++++ Data for processing ++++

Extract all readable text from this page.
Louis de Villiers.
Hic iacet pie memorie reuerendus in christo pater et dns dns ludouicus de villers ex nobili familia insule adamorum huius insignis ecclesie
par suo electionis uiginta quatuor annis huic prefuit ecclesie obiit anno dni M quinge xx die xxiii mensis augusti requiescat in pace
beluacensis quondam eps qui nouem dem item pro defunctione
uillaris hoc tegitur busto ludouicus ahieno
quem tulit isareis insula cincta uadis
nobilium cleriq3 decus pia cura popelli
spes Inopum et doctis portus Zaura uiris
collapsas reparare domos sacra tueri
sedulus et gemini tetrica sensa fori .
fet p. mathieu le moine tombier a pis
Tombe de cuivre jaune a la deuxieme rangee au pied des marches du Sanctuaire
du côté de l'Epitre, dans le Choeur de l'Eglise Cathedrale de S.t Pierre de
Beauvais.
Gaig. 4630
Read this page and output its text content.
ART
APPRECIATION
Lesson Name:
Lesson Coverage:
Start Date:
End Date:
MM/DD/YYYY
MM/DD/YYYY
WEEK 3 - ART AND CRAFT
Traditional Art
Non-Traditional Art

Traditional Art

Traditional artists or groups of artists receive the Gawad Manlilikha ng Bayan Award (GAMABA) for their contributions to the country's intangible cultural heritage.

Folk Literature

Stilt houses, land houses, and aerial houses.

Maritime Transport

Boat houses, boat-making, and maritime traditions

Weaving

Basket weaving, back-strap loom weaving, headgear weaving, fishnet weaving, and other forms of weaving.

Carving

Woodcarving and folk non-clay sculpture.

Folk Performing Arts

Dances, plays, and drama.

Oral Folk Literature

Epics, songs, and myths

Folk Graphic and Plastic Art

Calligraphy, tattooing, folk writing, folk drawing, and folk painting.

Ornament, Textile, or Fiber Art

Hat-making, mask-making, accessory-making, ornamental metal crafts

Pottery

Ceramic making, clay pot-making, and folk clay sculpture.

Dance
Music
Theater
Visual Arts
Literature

++++

Exercise description
Scan the material above. Extract every line in which the word "ludouicus" occurs.

Solution to this task
Hic iacet pie memorie reuerendus in christo pater et dns dns ludouicus de villers ex nobili familia insule adamorum huius insignis ecclesie
uillaris hoc tegitur busto ludouicus ahieno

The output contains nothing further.